**SET PROBLEM:** Return the lines from the one containing "volume-bar: [663, 313, 666, 359]" through the one containing "price-bar: [284, 243, 287, 308]", both included, copied verbatim.

----------------------------------------

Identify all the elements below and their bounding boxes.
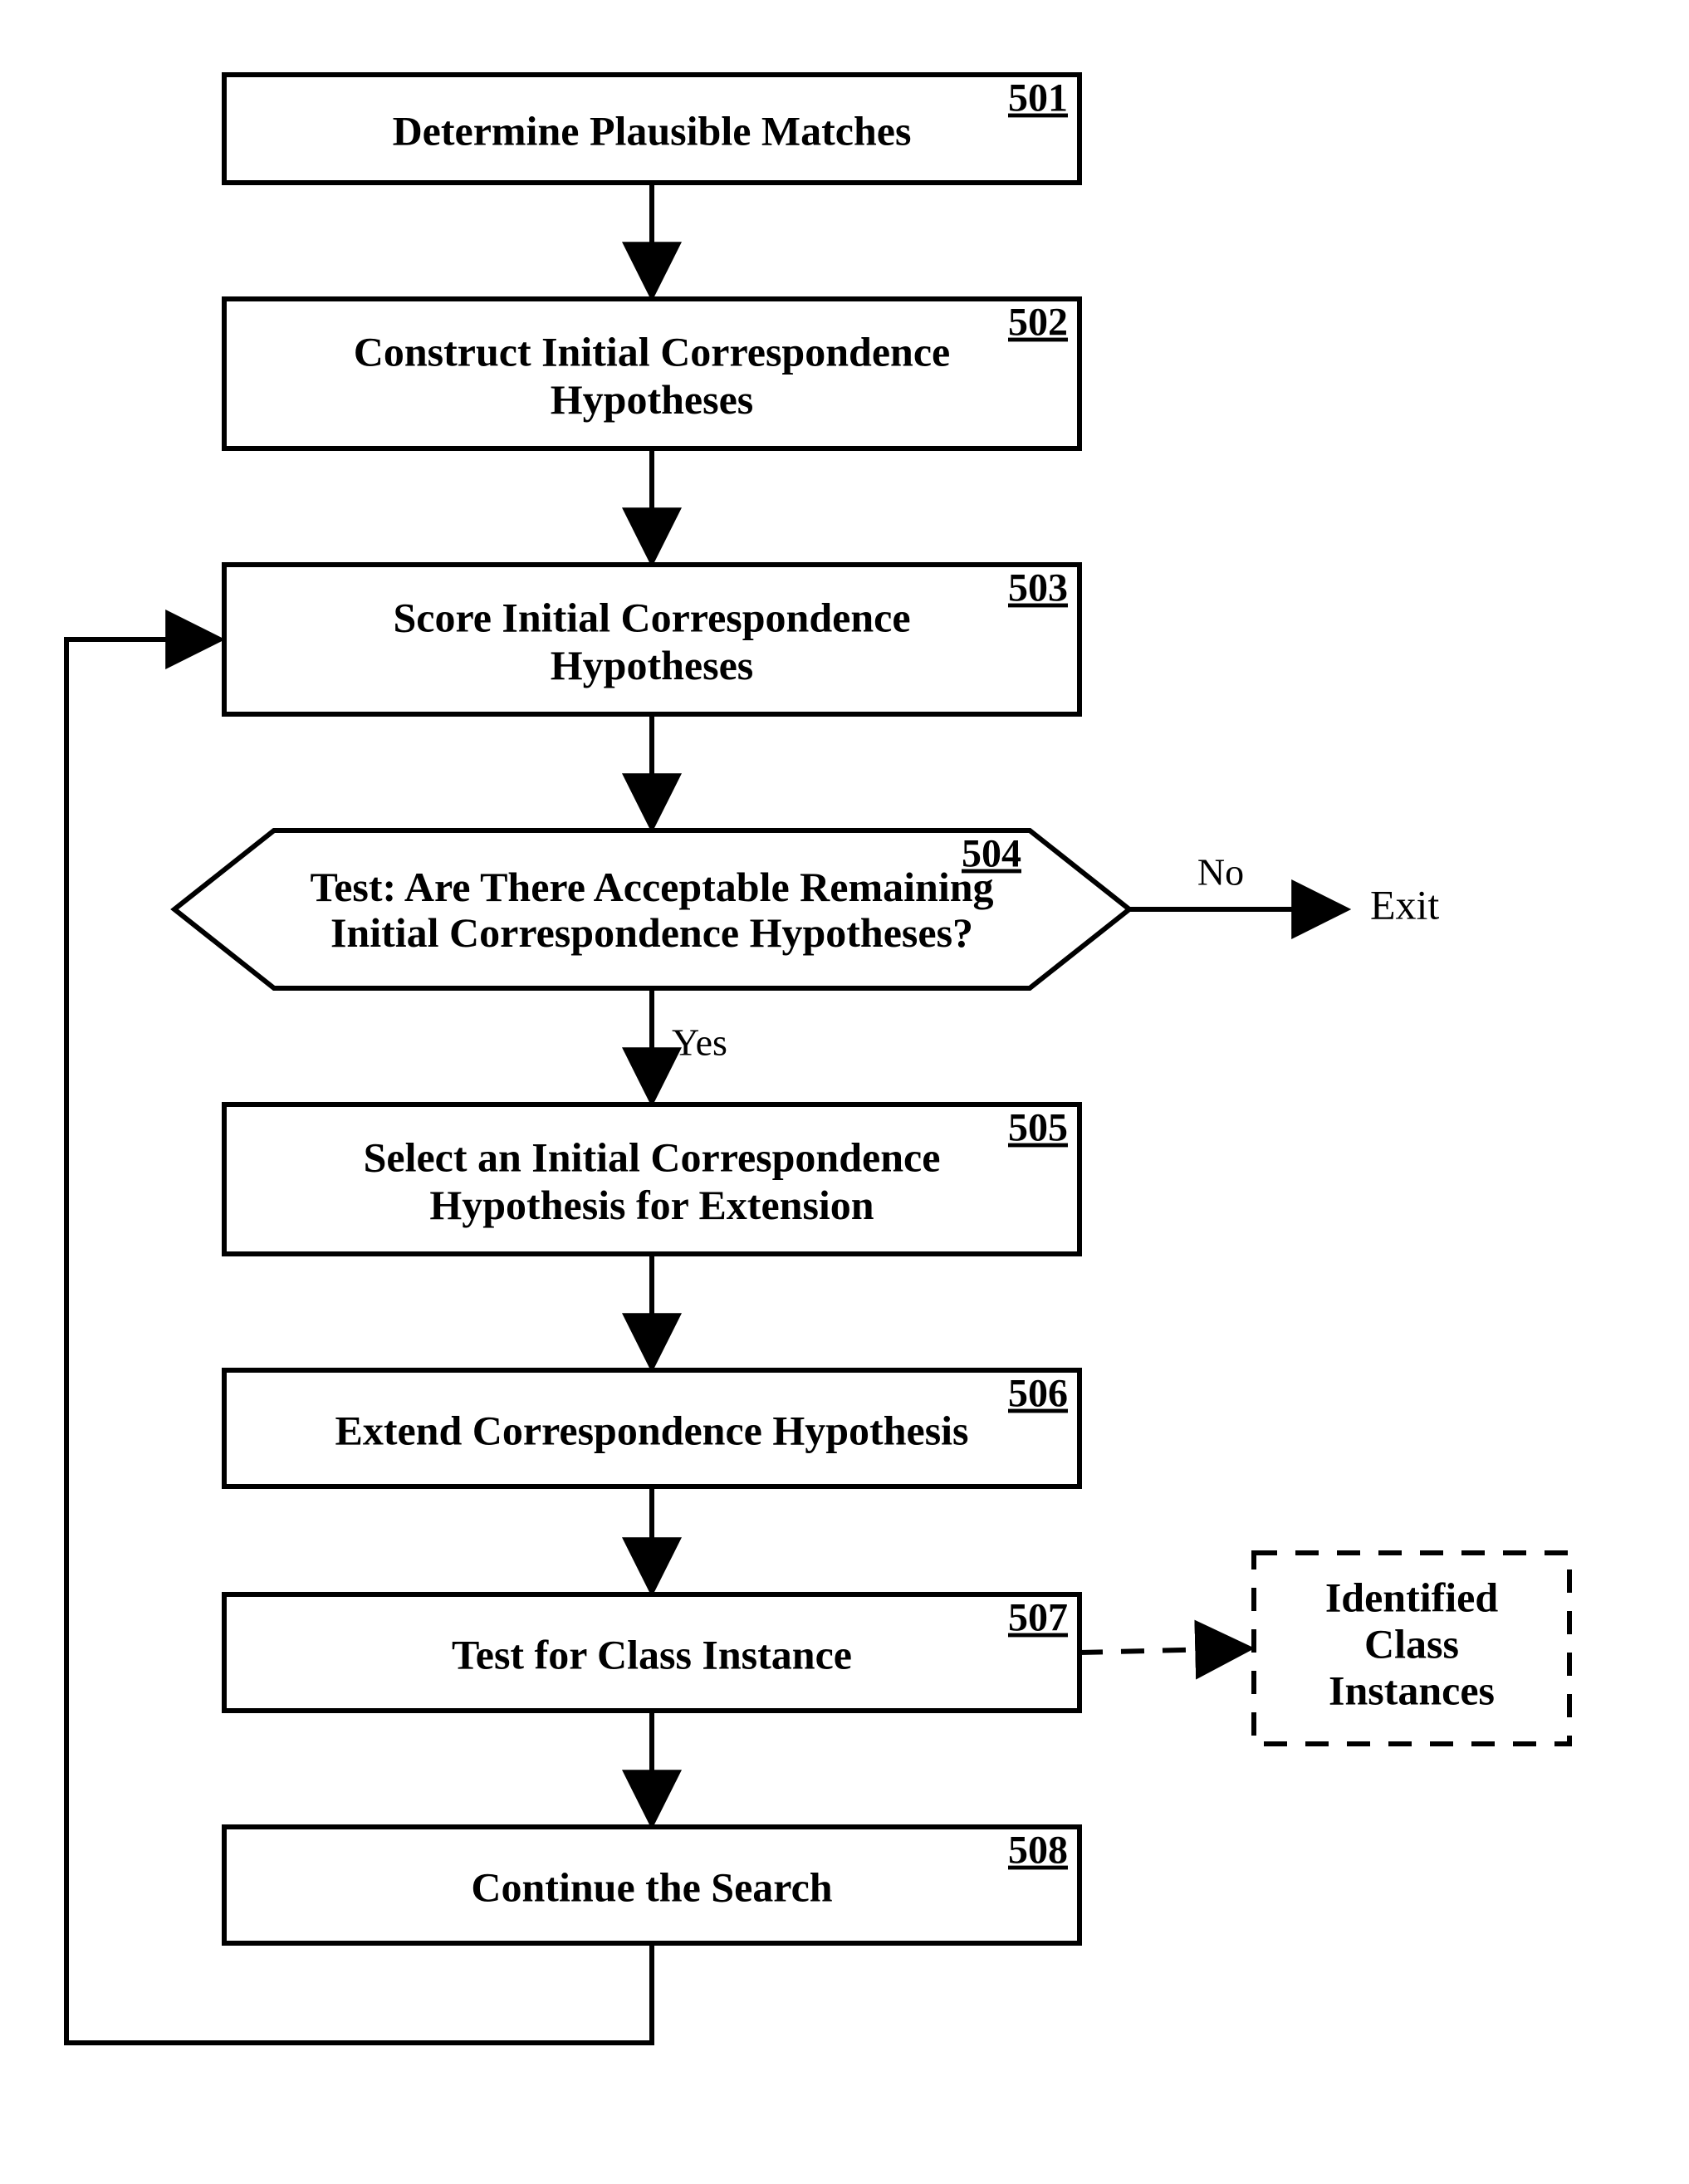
- node-ref: 501: [1008, 76, 1068, 120]
- flowchart: 501 Determine Plausible Matches 502 Constru…: [0, 0, 1689, 2184]
- node-label: Select an Initial Correspondence: [364, 1134, 941, 1181]
- node-label: Instances: [1329, 1667, 1495, 1713]
- node-ref: 503: [1008, 566, 1068, 610]
- node-label: Extend Correspondence Hypothesis: [335, 1407, 968, 1453]
- node-label: Continue the Search: [471, 1863, 832, 1910]
- node-ref: 508: [1008, 1829, 1068, 1873]
- node-ref: 502: [1008, 301, 1068, 345]
- edge-label: Yes: [672, 1021, 727, 1064]
- node-label: Determine Plausible Matches: [393, 107, 912, 154]
- node-label: Class: [1364, 1620, 1459, 1667]
- node-label: Construct Initial Correspondence: [354, 329, 951, 375]
- node-ref: 506: [1008, 1372, 1068, 1416]
- node-label: Initial Correspondence Hypotheses?: [330, 909, 973, 956]
- node-label: Score Initial Correspondence: [393, 595, 910, 641]
- node-label: Test: Are There Acceptable Remaining: [310, 864, 993, 910]
- node-label: Test for Class Instance: [452, 1631, 852, 1677]
- node-label: Hypotheses: [551, 376, 753, 423]
- node-ref: 505: [1008, 1106, 1068, 1150]
- exit-label: Exit: [1370, 881, 1439, 928]
- edge-label-no: No: [1197, 851, 1244, 894]
- node-label: Identified: [1325, 1574, 1499, 1620]
- node-ref: 507: [1008, 1596, 1068, 1640]
- node-label: Hypotheses: [551, 642, 753, 688]
- edge-dashed: [1079, 1648, 1249, 1653]
- node-label: Hypothesis for Extension: [429, 1182, 874, 1228]
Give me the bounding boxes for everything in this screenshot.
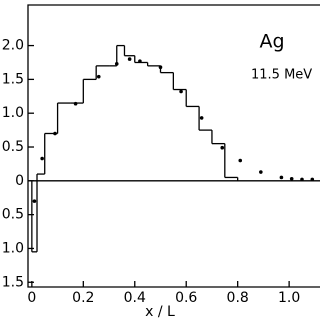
data-point [289, 176, 294, 181]
data-point [158, 65, 163, 70]
data-point [300, 177, 304, 182]
data-point [279, 175, 284, 180]
y-tick-label: 2.0 [2, 38, 24, 54]
data-point [40, 156, 44, 161]
data-point [32, 199, 37, 203]
data-point [53, 131, 57, 136]
x-tick-label: 0.6 [175, 290, 197, 306]
x-axis-label: x / L [145, 304, 175, 320]
x-tick-label: 0.4 [124, 290, 146, 306]
data-point [259, 170, 263, 174]
data-point [199, 116, 204, 120]
y-tick-label: 0.5 [2, 207, 24, 223]
data-point [220, 145, 225, 150]
y-tick-label: 1.5 [2, 71, 24, 87]
data-point [96, 74, 101, 79]
y-tick-label: 1.0 [2, 240, 24, 256]
data-point [114, 62, 119, 66]
axis-frame [27, 4, 320, 288]
x-tick-label: 0 [27, 290, 36, 306]
y-tick-label: 1.0 [2, 105, 24, 121]
x-tick-label: 1.0 [278, 290, 300, 306]
data-point [310, 177, 315, 182]
annotation: 11.5 MeV [251, 68, 312, 83]
y-tick-label: 1.5 [2, 274, 24, 290]
data-point [73, 101, 78, 106]
data-point [127, 57, 132, 61]
y-tick-label: 0.5 [2, 139, 24, 155]
data-point [138, 59, 142, 63]
y-tick-label: 0 [15, 173, 24, 189]
x-tick-label: 0.8 [227, 290, 249, 306]
data-point [179, 89, 183, 94]
data-point [238, 158, 243, 163]
x-tick-label: 0.2 [72, 290, 94, 306]
annotation: Ag [259, 31, 284, 53]
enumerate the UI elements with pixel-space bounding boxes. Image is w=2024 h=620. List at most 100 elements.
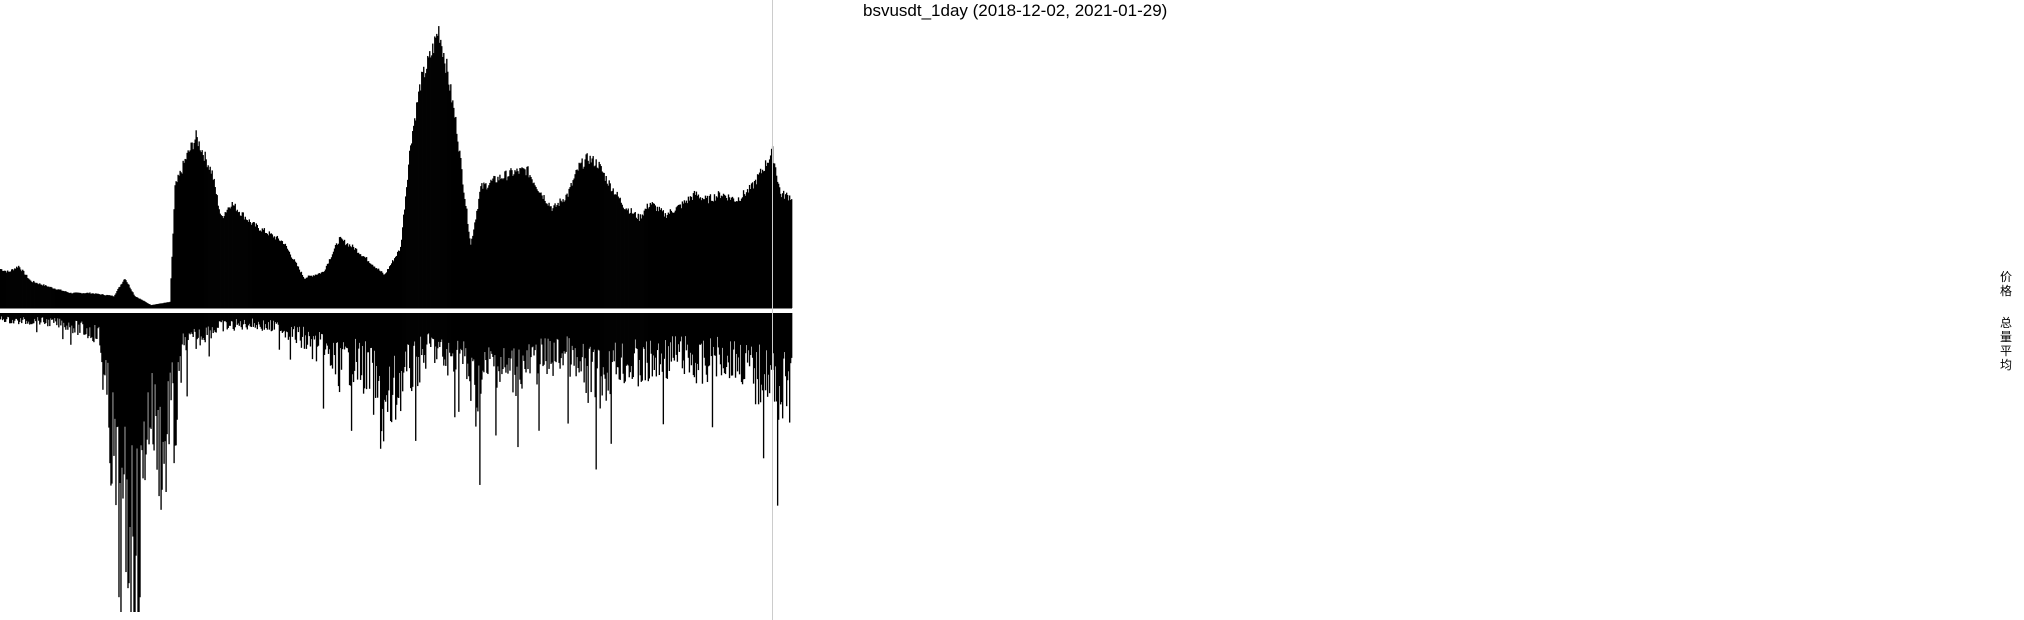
volume-bar: [663, 313, 666, 359]
price-bar: [235, 211, 237, 308]
volume-bar: [166, 313, 168, 435]
volume-bar: [362, 313, 365, 394]
volume-bar: [742, 313, 745, 380]
volume-bar: [558, 313, 560, 363]
price-bar: [516, 168, 518, 308]
price-bar: [135, 296, 137, 308]
price-bar: [355, 248, 358, 308]
price-bar: [385, 272, 388, 308]
price-bar: [128, 284, 130, 308]
price-bar: [566, 193, 568, 308]
volume-bar: [552, 313, 554, 376]
price-bar: [703, 199, 706, 308]
price-bar: [145, 302, 147, 308]
price-bar: [727, 194, 730, 308]
price-bar: [357, 252, 360, 308]
volume-bar: [346, 313, 349, 349]
volume-bar: [8, 313, 10, 318]
volume-bar: [370, 313, 373, 348]
volume-bar: [38, 313, 40, 321]
volume-bar: [265, 313, 268, 328]
price-bar: [375, 268, 378, 308]
price-bar: [79, 292, 81, 308]
volume-bar: [455, 313, 457, 370]
volume-bar: [580, 313, 582, 372]
price-bar: [664, 213, 667, 308]
price-bar: [230, 206, 232, 308]
price-bar: [172, 233, 174, 308]
volume-bar: [133, 313, 135, 612]
volume-bar: [27, 313, 29, 324]
volume-bar: [249, 313, 251, 327]
volume-bar: [131, 313, 133, 446]
price-bar: [450, 84, 452, 308]
price-bar: [396, 255, 398, 308]
volume-bar: [687, 313, 690, 358]
volume-bar: [33, 313, 35, 324]
price-bar: [670, 210, 673, 308]
price-bar: [284, 243, 287, 308]
price-bar: [547, 205, 549, 308]
price-bar: [584, 159, 586, 308]
volume-bar: [491, 313, 493, 354]
price-bar: [649, 202, 651, 308]
volume-bar: [641, 313, 643, 381]
volume-bar: [788, 313, 791, 423]
price-bar: [699, 197, 702, 308]
price-bar: [208, 169, 210, 308]
price-bar: [170, 278, 172, 308]
volume-bar: [188, 313, 190, 334]
volume-bar: [251, 313, 253, 319]
volume-bar: [79, 313, 81, 333]
volume-bar: [234, 313, 236, 328]
price-bar: [556, 204, 558, 308]
price-bar: [694, 194, 697, 308]
price-bar: [2, 270, 4, 308]
price-bar: [293, 259, 296, 308]
volume-bar: [759, 313, 762, 403]
price-bar: [665, 217, 668, 308]
volume-bar: [355, 313, 358, 362]
volume-bar: [457, 313, 459, 341]
volume-bar: [678, 313, 681, 352]
price-bar: [287, 250, 290, 308]
volume-bar: [630, 313, 632, 367]
volume-bar: [181, 313, 183, 345]
volume-bar: [233, 313, 235, 331]
volume-bar: [108, 313, 110, 428]
volume-bar: [760, 313, 763, 385]
volume-bar: [568, 313, 570, 339]
volume-bar: [182, 313, 184, 334]
volume-bar: [119, 313, 121, 484]
price-bar: [617, 196, 619, 308]
price-bar: [38, 284, 40, 308]
volume-bar: [301, 313, 304, 337]
volume-bar: [701, 313, 704, 384]
price-bar: [261, 228, 264, 308]
volume-bar: [226, 313, 228, 330]
volume-bar: [229, 313, 231, 326]
volume-bar: [325, 313, 328, 344]
price-bar: [55, 289, 57, 308]
volume-bar: [65, 313, 67, 330]
volume-bar: [289, 313, 292, 360]
volume-bar: [463, 313, 465, 342]
volume-bar: [372, 313, 375, 415]
price-bar: [59, 289, 61, 308]
volume-bar: [639, 313, 641, 376]
price-bar: [452, 100, 454, 309]
price-bar: [783, 198, 786, 308]
volume-bar: [295, 313, 298, 344]
price-bar: [256, 224, 258, 308]
volume-bar: [512, 313, 514, 393]
price-bar: [340, 238, 343, 308]
price-bar: [93, 293, 95, 308]
volume-bar: [256, 313, 258, 330]
price-bar: [733, 201, 736, 308]
price-bar: [506, 180, 508, 308]
price-bar: [513, 174, 515, 308]
price-bar: [605, 175, 607, 308]
volume-bar: [606, 313, 608, 373]
volume-bar: [588, 313, 590, 349]
price-bar: [11, 269, 13, 308]
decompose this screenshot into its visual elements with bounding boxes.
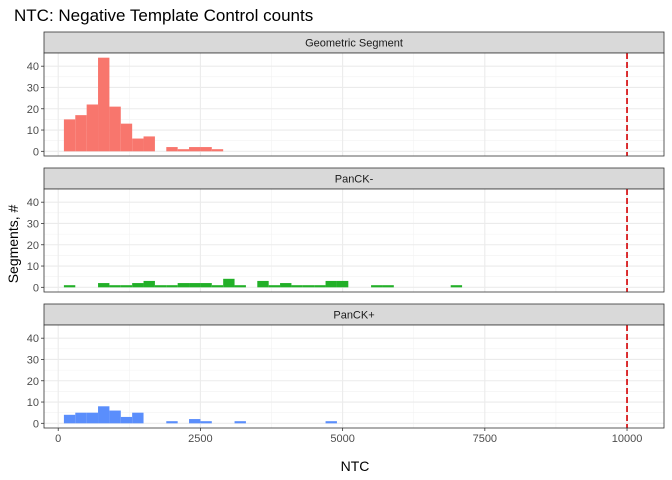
histogram-bar: [75, 115, 87, 152]
facet-label: Geometric Segment: [305, 38, 403, 50]
chart-title: NTC: Negative Template Control counts: [14, 6, 313, 25]
histogram-bar: [120, 416, 133, 424]
panel-background: [44, 325, 664, 428]
histogram-bar: [189, 419, 201, 424]
y-tick-label: 20: [27, 376, 39, 388]
histogram-bar: [109, 106, 121, 152]
facet-panels: Geometric Segment 0 10 20 30 40 PanCK- 0 10 20 30 4…: [27, 31, 665, 430]
y-tick-label: 20: [27, 240, 39, 252]
histogram-bar: [200, 283, 212, 288]
y-tick-label: 40: [27, 61, 39, 73]
panel-background: [44, 189, 664, 292]
histogram-bar: [177, 149, 190, 152]
y-tick-label: 30: [27, 82, 39, 94]
x-tick-label: 5000: [330, 433, 354, 445]
histogram-bar: [166, 285, 178, 288]
histogram-bar: [200, 421, 212, 424]
histogram-bar: [211, 285, 224, 288]
histogram-bar: [109, 410, 121, 424]
x-tick-label: 2500: [188, 433, 212, 445]
histogram-bar: [120, 285, 133, 288]
histogram-bar: [234, 285, 246, 288]
histogram-bar: [371, 285, 383, 288]
histogram-bar: [382, 285, 394, 288]
facet-panel: PanCK+ 0 10 20 30 40: [27, 303, 665, 430]
histogram-bar: [63, 414, 76, 424]
y-tick-label: 40: [27, 197, 39, 209]
histogram-bar: [177, 283, 190, 288]
y-tick-label: 0: [33, 146, 39, 158]
y-tick-label: 20: [27, 104, 39, 116]
y-tick-label: 10: [27, 125, 39, 137]
histogram-bar: [268, 285, 281, 288]
y-tick-label: 10: [27, 261, 39, 273]
facet-label: PanCK+: [333, 310, 374, 322]
histogram-bar: [291, 285, 303, 288]
histogram-bar: [98, 57, 110, 152]
facet-panel: PanCK- 0 10 20 30 40: [27, 167, 665, 294]
x-axis: 0 2500 5000 7500 10000: [55, 428, 642, 445]
panel-border: [43, 188, 665, 293]
histogram-bar: [109, 285, 121, 288]
histogram-bar: [86, 412, 99, 424]
y-tick-label: 30: [27, 354, 39, 366]
histogram-bar: [200, 147, 212, 152]
x-tick-label: 0: [55, 433, 61, 445]
histogram-bar: [166, 147, 178, 152]
x-tick-label: 7500: [473, 433, 497, 445]
y-tick-label: 0: [33, 418, 39, 430]
histogram-bar: [234, 421, 246, 424]
histogram-bar: [280, 283, 292, 288]
histogram-bar: [143, 280, 155, 288]
y-axis-title: Segments, #: [5, 204, 21, 283]
facet-label: PanCK-: [335, 174, 374, 186]
x-tick-label: 10000: [612, 433, 643, 445]
facet-panel: Geometric Segment 0 10 20 30 40: [27, 31, 665, 158]
histogram-bar: [98, 406, 110, 424]
histogram-bar: [314, 285, 326, 288]
y-tick-label: 10: [27, 397, 39, 409]
histogram-bar: [98, 283, 110, 288]
histogram-bar: [302, 285, 315, 288]
histogram-bar: [257, 280, 269, 288]
histogram-bar: [166, 421, 178, 424]
y-tick-label: 40: [27, 333, 39, 345]
histogram-bar: [86, 104, 99, 152]
histogram-bar: [211, 149, 224, 152]
histogram-bar: [63, 119, 76, 152]
histogram-bar: [154, 285, 167, 288]
histogram-bar: [132, 412, 144, 424]
histogram-bar: [132, 138, 144, 152]
histogram-bar: [336, 280, 349, 288]
histogram-bar: [143, 136, 155, 152]
panel-border: [43, 52, 665, 157]
y-tick-label: 30: [27, 218, 39, 230]
histogram-bar: [223, 278, 235, 288]
histogram-bar: [75, 412, 87, 424]
histogram-bar: [189, 283, 201, 288]
histogram-bar: [325, 421, 337, 424]
y-tick-label: 0: [33, 282, 39, 294]
histogram-bar: [120, 123, 133, 152]
histogram-bar: [132, 283, 144, 288]
histogram-bar: [450, 285, 463, 288]
x-axis-title: NTC: [341, 458, 370, 474]
histogram-bar: [63, 285, 76, 288]
histogram-bar: [325, 280, 337, 288]
panel-border: [43, 324, 665, 429]
histogram-bar: [189, 147, 201, 152]
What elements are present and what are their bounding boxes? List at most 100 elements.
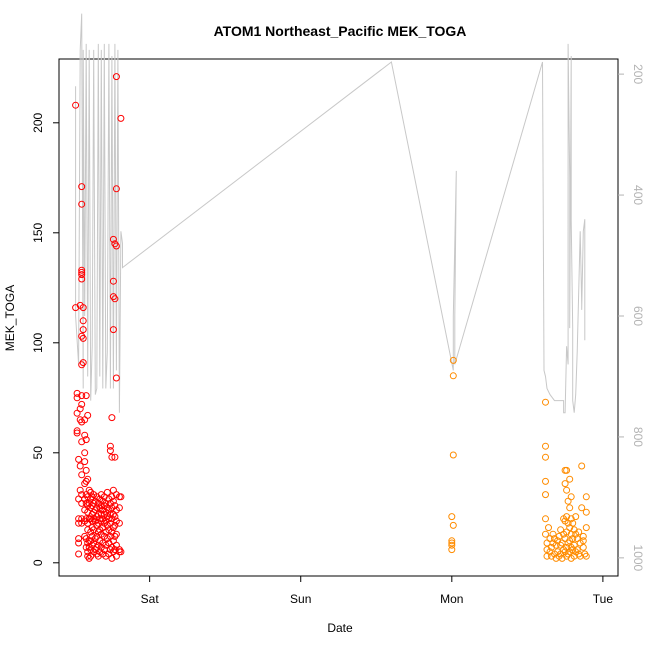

----------------------------------------

**TASK ANSWER:**
volume-bar: [663, 313, 666, 359]
price-bar: [235, 211, 237, 308]
volume-bar: [166, 313, 168, 435]
volume-bar: [362, 313, 365, 394]
volume-bar: [742, 313, 745, 380]
volume-bar: [558, 313, 560, 363]
price-bar: [516, 168, 518, 308]
price-bar: [135, 296, 137, 308]
price-bar: [355, 248, 358, 308]
price-bar: [385, 272, 388, 308]
price-bar: [128, 284, 130, 308]
price-bar: [566, 193, 568, 308]
volume-bar: [552, 313, 554, 376]
price-bar: [703, 199, 706, 308]
price-bar: [145, 302, 147, 308]
price-bar: [727, 194, 730, 308]
price-bar: [357, 252, 360, 308]
volume-bar: [346, 313, 349, 349]
volume-bar: [8, 313, 10, 318]
volume-bar: [370, 313, 373, 348]
volume-bar: [38, 313, 40, 321]
volume-bar: [265, 313, 268, 328]
price-bar: [375, 268, 378, 308]
price-bar: [79, 292, 81, 308]
volume-bar: [455, 313, 457, 370]
volume-bar: [580, 313, 582, 372]
price-bar: [664, 213, 667, 308]
price-bar: [230, 206, 232, 308]
price-bar: [172, 233, 174, 308]
volume-bar: [133, 313, 135, 612]
volume-bar: [27, 313, 29, 324]
volume-bar: [249, 313, 251, 327]
volume-bar: [131, 313, 133, 446]
price-bar: [450, 84, 452, 308]
price-bar: [396, 255, 398, 308]
volume-bar: [687, 313, 690, 358]
volume-bar: [33, 313, 35, 324]
price-bar: [670, 210, 673, 308]
price-bar: [284, 243, 287, 308]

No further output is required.